_Extract provided_
□ □ □ □
Heart disease and all that are related to it is one of the major causes of deaths in many nations. Medical research continues as it finds ways to prevent or lessen the impact of heart disease on people. A research has come out that makes use of light beams as a way of treatment for some heart disorders.Light Beams Against Heart Disease
Scientists at the John Hopkins University and the University of Bonn in Germany have been experimenting with the use of light beams in treating heart disorders. So far, what has been used in getting a heart working in some cases of heart disorders is through electric shocks.
However, electric shocks are also known to cause damage to heart tissue. Of course, Electric shock can also be painful, as EurekAlert reports.
Lights Beams Normalize Heart Rhythm
Light-based treatments might then be a better alternative for those who have irregular heartbeats or arrhythmia. Two different approaches have been used for the experiment. For the team in Bonn, tests were done on mouse hearts. These hearts were genetically engineered to have light-sensitive proteins in them. These proteins can react to light, as well as electrical activity.
The Bonn team has found out that even a second light pulse it is enough to restore the heart’s normal rhythm. The team at John Hopkins University approached this by having a computer-generated scan of a heart that recently had a heart attack and is in danger of arrhythmia.
“Our simulations show that a light pulse to the heart could stop the cardiac arrhythmia in this patient,” Patrick M. Boyle said. He is the lead author of the study and is a biomedical engineering research professor at John Hopkins University.
While the use of light beams have been successful in experiments using mice hearts and through computer simulation, the experiment conducted in Bonn will have to completed for use for human hearts, as Science Daily notes. That means using red light instead of the blue light used for mice. The blue light used has been found out to be not powerful enough if used on the human heart. This was the conclusion made during the simulation.
The research though is still at its most basic stage, as assessed by Junior Professor Philipp Sasse of the Institute of Physiology I at the University of Bonn and the corresponding author of the study. He said that it might take as much as five to ten years before it could have practical use as implantable optical defibrillators would still have to be made.
□ □ □ □
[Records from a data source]
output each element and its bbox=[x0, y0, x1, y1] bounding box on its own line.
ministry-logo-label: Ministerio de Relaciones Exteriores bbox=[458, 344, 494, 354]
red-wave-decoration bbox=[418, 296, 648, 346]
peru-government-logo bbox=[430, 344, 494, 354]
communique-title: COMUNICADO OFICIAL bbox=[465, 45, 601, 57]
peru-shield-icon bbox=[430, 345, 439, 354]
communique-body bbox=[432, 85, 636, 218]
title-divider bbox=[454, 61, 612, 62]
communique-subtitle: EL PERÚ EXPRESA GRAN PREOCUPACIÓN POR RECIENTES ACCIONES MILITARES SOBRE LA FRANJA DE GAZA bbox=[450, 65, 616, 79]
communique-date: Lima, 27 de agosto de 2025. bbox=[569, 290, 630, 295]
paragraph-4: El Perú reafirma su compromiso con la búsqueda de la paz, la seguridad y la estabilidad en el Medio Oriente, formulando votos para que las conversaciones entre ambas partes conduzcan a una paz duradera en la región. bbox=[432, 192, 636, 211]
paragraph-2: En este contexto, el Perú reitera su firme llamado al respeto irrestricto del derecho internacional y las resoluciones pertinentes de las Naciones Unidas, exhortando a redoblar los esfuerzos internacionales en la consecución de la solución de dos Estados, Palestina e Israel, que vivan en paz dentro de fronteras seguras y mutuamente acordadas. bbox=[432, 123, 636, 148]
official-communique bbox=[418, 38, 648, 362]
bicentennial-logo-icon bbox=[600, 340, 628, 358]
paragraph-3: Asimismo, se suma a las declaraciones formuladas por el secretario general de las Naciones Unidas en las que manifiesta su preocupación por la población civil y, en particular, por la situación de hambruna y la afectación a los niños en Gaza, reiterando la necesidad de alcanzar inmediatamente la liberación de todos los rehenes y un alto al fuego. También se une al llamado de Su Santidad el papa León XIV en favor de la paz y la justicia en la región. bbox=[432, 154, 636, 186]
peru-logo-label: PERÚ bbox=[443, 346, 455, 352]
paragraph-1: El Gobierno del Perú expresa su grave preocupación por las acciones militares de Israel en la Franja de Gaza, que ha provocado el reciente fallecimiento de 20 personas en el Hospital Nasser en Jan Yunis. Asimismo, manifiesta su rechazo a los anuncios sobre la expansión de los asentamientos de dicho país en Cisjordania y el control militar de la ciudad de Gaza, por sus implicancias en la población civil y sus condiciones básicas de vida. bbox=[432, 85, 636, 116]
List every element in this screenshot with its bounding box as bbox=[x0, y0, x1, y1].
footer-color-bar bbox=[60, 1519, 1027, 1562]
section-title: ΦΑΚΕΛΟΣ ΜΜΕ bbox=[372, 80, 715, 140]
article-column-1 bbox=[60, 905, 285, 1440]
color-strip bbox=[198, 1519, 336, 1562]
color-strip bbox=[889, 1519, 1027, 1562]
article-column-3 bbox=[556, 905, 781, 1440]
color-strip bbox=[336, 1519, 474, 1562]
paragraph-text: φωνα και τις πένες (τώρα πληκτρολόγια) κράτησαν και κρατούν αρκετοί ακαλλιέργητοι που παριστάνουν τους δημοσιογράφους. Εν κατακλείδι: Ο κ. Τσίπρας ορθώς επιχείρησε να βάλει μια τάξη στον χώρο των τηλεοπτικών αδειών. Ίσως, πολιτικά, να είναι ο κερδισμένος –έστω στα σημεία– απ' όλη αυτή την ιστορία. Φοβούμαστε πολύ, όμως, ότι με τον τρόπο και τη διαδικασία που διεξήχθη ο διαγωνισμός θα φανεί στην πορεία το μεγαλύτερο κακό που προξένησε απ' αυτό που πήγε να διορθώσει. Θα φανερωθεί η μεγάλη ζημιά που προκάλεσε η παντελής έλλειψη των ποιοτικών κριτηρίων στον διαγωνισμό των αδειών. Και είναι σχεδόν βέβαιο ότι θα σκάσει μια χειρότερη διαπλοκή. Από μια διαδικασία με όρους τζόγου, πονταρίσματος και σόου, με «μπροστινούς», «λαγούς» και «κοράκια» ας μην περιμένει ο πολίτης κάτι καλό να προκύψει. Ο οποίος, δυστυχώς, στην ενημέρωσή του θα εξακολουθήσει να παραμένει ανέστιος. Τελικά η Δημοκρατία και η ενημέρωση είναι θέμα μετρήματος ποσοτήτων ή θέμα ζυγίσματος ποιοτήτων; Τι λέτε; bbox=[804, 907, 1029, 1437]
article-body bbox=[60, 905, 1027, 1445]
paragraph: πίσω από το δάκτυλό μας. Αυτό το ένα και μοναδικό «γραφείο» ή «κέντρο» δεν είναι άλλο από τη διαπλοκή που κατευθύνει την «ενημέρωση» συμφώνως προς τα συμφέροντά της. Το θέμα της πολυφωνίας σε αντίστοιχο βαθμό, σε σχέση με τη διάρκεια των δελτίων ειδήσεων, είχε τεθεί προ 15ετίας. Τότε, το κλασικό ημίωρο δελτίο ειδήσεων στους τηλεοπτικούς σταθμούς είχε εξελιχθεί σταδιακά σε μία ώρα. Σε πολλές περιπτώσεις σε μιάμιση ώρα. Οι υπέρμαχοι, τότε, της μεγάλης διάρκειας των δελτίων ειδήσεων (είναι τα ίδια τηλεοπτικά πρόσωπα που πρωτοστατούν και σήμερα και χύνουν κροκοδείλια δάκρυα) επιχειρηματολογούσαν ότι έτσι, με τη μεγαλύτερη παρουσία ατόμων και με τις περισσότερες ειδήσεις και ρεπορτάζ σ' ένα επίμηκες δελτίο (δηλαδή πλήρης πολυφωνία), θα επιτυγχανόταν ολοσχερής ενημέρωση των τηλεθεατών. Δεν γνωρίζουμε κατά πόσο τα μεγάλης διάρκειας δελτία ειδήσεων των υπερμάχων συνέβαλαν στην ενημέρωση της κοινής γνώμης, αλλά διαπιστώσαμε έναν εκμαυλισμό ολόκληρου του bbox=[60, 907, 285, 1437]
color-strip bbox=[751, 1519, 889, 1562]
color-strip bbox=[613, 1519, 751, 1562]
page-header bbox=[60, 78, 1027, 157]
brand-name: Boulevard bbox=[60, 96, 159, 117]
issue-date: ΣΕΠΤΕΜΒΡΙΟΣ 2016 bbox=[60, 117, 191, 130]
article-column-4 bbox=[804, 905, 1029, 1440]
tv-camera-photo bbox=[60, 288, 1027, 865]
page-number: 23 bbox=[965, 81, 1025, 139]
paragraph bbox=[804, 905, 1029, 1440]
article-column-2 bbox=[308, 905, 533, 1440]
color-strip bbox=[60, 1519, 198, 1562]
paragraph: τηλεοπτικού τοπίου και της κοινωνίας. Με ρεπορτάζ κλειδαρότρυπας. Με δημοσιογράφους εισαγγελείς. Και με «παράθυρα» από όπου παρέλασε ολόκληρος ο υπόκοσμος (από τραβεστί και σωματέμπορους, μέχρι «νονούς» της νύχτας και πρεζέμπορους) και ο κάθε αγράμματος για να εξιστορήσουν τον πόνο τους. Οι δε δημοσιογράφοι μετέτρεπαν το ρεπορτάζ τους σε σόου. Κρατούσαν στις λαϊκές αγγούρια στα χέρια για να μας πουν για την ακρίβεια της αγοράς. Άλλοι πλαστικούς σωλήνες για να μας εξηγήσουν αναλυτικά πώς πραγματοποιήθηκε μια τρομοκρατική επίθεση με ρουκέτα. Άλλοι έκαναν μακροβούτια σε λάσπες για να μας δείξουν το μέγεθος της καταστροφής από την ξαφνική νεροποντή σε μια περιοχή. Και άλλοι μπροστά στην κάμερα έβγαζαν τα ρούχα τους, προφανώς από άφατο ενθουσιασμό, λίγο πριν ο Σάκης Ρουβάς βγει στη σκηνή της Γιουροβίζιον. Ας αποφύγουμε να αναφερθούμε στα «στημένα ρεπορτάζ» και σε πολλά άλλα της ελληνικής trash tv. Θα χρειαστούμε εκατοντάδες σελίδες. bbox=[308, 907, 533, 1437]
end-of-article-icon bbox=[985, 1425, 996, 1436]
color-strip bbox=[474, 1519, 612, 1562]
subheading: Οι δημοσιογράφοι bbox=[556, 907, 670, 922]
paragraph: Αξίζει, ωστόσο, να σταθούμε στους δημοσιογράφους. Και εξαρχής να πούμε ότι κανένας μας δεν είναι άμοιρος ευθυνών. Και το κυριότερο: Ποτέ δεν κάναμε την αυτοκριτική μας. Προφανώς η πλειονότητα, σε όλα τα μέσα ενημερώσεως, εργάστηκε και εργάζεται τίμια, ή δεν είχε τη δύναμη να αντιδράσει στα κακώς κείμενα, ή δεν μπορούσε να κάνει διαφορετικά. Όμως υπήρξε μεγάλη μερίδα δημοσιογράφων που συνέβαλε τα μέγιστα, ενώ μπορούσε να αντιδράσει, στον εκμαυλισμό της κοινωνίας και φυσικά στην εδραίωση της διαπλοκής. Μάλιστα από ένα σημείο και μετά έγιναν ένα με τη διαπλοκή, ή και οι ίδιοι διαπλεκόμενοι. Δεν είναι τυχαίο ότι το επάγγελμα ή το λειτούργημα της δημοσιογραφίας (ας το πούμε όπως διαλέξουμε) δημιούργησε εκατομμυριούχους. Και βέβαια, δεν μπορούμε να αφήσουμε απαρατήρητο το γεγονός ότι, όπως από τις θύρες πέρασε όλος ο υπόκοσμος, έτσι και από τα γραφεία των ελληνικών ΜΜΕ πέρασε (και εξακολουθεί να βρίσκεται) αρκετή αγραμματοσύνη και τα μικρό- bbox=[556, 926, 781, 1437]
□ □ □ □
_Action item A_
Answer these questions using the article on light beams and heart disorders.
(i) On what did the team in Bonn carry out its tests?
(ii) Who is the lead author of the study?
(iii) What color of light would have to be used on human hearts in place of blue light?
_Action item B_
Quote the article on light beams and heart disorders, starting at "While the use" and ending at "during the simulation.".

_Final answer A_
(i) Mouse hearts that were genetically engineered to have light-sensitive proteins in them.
(ii) Patrick M. Boyle.
(iii) Red light.

_Final answer B_
While the use of light beams have been successful in experiments using mice hearts and through computer simulation, the experiment conducted in Bonn will have to completed for use for human hearts, as Science Daily notes. That means using red light instead of the blue light used for mice. The blue light used has been found out to be not powerful enough if used on the human heart. This was the conclusion made during the simulation.